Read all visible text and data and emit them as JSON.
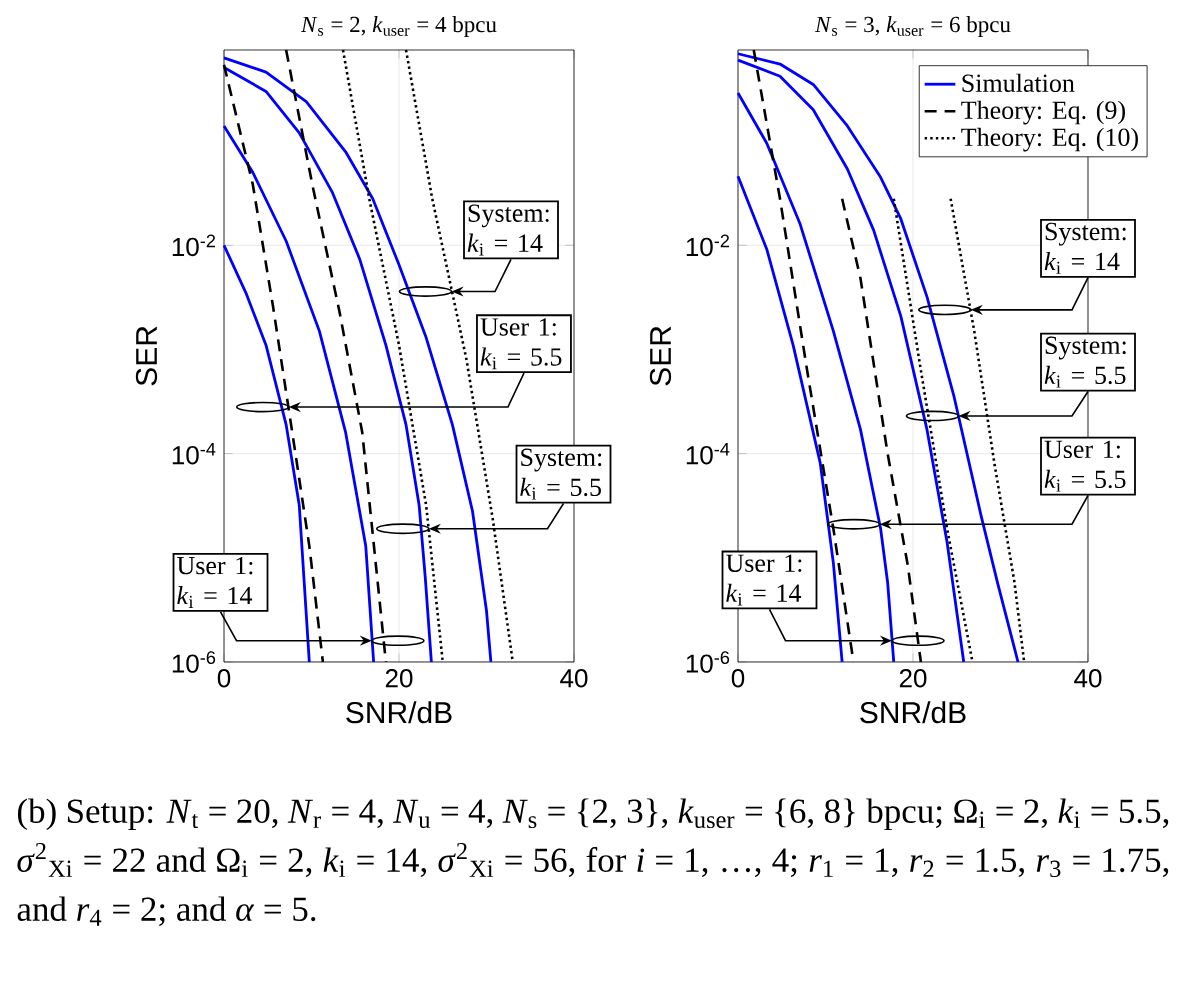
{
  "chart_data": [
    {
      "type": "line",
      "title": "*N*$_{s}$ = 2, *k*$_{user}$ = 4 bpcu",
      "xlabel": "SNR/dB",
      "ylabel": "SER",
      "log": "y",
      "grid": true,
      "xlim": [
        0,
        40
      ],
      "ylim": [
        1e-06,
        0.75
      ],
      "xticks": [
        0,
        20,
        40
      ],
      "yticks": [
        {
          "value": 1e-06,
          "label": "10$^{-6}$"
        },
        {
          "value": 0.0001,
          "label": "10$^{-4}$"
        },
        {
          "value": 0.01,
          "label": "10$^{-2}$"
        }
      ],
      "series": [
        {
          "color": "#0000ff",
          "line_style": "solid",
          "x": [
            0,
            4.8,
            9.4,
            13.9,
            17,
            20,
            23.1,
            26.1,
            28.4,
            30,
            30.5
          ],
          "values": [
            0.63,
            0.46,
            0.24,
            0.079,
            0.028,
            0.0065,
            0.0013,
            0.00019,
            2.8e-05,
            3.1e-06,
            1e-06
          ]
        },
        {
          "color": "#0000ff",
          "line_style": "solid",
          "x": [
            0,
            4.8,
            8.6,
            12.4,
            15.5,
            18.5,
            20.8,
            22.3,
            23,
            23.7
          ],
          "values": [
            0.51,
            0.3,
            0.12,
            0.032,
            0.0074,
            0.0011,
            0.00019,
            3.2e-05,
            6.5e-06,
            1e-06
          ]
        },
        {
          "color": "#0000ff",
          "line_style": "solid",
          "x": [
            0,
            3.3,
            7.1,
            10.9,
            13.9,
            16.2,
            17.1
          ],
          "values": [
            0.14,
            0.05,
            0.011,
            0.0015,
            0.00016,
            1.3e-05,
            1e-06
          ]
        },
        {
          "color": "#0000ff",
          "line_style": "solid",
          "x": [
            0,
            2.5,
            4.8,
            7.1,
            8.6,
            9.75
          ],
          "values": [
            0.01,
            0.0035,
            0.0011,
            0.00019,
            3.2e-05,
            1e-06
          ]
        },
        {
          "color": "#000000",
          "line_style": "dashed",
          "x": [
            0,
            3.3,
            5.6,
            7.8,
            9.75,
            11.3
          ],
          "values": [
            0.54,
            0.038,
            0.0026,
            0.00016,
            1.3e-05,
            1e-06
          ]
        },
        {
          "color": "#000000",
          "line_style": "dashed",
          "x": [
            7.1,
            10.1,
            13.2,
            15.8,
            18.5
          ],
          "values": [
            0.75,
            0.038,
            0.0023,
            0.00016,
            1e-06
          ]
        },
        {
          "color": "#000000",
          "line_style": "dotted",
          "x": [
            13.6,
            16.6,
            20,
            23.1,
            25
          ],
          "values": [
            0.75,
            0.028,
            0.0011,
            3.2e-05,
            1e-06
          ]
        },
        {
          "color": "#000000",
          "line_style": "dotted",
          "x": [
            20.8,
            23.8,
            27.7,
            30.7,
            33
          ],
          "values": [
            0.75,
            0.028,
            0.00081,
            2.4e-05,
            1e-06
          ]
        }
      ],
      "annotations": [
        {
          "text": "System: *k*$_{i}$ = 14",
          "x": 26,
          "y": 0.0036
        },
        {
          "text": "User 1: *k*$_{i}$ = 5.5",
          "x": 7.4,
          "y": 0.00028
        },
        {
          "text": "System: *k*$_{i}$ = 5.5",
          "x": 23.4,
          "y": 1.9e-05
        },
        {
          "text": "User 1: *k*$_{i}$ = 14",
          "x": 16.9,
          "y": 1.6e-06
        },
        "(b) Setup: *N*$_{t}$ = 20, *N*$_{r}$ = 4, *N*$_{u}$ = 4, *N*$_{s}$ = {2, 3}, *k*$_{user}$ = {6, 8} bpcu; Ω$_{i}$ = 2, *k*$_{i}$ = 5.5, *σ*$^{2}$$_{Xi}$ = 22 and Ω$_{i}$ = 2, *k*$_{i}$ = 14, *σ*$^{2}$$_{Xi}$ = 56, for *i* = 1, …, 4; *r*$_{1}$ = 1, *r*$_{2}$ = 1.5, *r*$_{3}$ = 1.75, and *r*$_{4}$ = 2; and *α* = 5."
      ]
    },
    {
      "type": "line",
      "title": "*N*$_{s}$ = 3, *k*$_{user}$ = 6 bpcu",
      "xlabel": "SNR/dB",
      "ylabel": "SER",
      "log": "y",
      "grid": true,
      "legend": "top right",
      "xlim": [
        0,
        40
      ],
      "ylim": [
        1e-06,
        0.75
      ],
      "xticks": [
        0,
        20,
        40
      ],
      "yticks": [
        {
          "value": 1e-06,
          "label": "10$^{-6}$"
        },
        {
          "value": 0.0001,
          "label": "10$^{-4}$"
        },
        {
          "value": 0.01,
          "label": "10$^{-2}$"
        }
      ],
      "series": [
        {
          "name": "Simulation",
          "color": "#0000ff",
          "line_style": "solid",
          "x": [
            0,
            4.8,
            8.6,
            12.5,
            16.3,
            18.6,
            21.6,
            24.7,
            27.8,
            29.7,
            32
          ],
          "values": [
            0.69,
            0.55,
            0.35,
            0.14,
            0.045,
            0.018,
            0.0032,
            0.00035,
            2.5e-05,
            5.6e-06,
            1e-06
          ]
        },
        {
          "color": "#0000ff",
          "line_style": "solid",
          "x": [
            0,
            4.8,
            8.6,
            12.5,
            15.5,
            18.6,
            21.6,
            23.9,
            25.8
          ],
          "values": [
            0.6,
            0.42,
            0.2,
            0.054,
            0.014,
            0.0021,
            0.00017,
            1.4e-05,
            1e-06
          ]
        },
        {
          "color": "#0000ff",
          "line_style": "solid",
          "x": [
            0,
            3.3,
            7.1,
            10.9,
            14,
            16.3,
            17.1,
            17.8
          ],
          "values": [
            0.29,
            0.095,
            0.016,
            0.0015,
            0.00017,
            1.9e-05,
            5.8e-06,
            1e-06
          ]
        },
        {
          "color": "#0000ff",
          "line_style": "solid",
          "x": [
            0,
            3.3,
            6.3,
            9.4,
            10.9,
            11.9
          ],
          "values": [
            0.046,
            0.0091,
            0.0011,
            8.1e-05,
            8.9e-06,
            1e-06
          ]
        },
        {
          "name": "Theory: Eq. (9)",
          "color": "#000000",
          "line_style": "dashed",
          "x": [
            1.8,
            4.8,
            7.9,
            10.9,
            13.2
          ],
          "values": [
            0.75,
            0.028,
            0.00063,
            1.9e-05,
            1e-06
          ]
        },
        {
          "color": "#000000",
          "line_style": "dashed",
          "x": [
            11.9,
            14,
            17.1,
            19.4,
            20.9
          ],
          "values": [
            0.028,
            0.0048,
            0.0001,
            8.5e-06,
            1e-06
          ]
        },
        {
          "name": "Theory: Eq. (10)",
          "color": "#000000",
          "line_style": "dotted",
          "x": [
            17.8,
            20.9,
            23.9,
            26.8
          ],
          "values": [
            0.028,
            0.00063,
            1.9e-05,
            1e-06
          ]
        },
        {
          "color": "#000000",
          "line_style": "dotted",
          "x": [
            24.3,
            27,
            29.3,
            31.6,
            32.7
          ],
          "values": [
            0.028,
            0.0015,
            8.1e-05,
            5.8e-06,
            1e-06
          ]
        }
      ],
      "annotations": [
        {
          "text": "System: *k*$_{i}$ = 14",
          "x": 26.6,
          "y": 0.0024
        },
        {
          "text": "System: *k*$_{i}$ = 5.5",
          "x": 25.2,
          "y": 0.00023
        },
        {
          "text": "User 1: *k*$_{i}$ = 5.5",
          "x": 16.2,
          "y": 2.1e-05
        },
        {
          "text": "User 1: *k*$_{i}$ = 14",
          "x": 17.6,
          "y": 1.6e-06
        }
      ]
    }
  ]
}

══════════════════════════════

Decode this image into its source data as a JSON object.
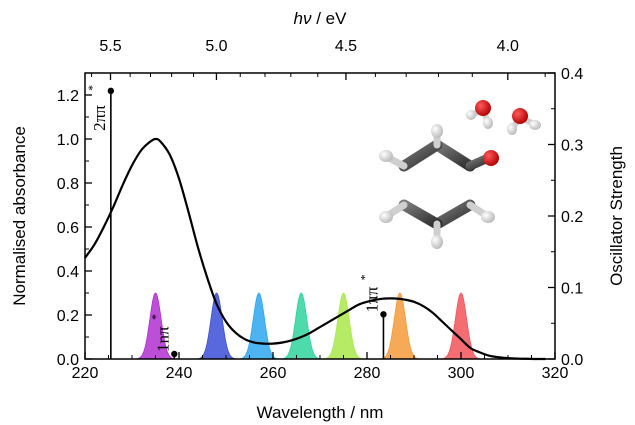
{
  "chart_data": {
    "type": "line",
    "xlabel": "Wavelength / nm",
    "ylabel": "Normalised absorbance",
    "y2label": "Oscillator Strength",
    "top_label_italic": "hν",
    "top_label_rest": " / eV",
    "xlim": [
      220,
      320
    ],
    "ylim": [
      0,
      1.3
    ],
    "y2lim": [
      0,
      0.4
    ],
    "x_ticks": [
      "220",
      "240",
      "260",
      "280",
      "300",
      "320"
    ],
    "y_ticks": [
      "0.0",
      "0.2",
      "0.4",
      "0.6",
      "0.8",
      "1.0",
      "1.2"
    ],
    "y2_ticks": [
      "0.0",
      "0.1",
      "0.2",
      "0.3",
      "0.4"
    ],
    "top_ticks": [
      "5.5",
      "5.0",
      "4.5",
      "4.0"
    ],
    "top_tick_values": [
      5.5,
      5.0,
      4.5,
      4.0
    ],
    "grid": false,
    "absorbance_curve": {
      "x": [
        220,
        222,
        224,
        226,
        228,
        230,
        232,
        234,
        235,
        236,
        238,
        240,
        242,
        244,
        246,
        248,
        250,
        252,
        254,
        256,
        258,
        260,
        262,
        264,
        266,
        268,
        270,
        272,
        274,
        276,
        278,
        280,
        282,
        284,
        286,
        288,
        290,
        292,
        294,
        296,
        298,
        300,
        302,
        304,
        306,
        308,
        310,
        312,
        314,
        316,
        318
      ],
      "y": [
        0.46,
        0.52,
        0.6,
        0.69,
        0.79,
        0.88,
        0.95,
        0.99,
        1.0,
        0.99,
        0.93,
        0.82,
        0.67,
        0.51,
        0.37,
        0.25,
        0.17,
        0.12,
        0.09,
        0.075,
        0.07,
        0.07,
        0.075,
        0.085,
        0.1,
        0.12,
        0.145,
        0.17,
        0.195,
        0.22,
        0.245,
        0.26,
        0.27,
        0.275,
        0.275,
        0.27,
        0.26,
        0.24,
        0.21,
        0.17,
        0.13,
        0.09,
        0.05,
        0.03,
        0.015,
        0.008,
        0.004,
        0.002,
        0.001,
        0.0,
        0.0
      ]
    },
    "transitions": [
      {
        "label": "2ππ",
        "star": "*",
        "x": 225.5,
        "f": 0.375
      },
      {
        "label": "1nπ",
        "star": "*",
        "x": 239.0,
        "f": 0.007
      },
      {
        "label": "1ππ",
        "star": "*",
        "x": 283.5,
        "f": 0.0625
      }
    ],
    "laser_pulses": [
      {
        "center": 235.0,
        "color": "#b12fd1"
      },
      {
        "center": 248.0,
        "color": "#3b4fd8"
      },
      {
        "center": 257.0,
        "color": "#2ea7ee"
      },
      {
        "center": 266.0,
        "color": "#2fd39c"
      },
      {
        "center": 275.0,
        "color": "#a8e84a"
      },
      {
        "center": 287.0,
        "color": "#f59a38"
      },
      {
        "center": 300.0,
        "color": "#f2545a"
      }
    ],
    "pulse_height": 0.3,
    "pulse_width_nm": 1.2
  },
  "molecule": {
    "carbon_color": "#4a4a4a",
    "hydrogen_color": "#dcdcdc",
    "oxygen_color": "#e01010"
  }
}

══════════════════════════════

What the exercise asks: List the lines of the entries that include "center".

Answer to the problem:
        "center": 235.0,
        "center": 248.0,
        "center": 257.0,
        "center": 266.0,
        "center": 275.0,
        "center": 287.0,
        "center": 300.0,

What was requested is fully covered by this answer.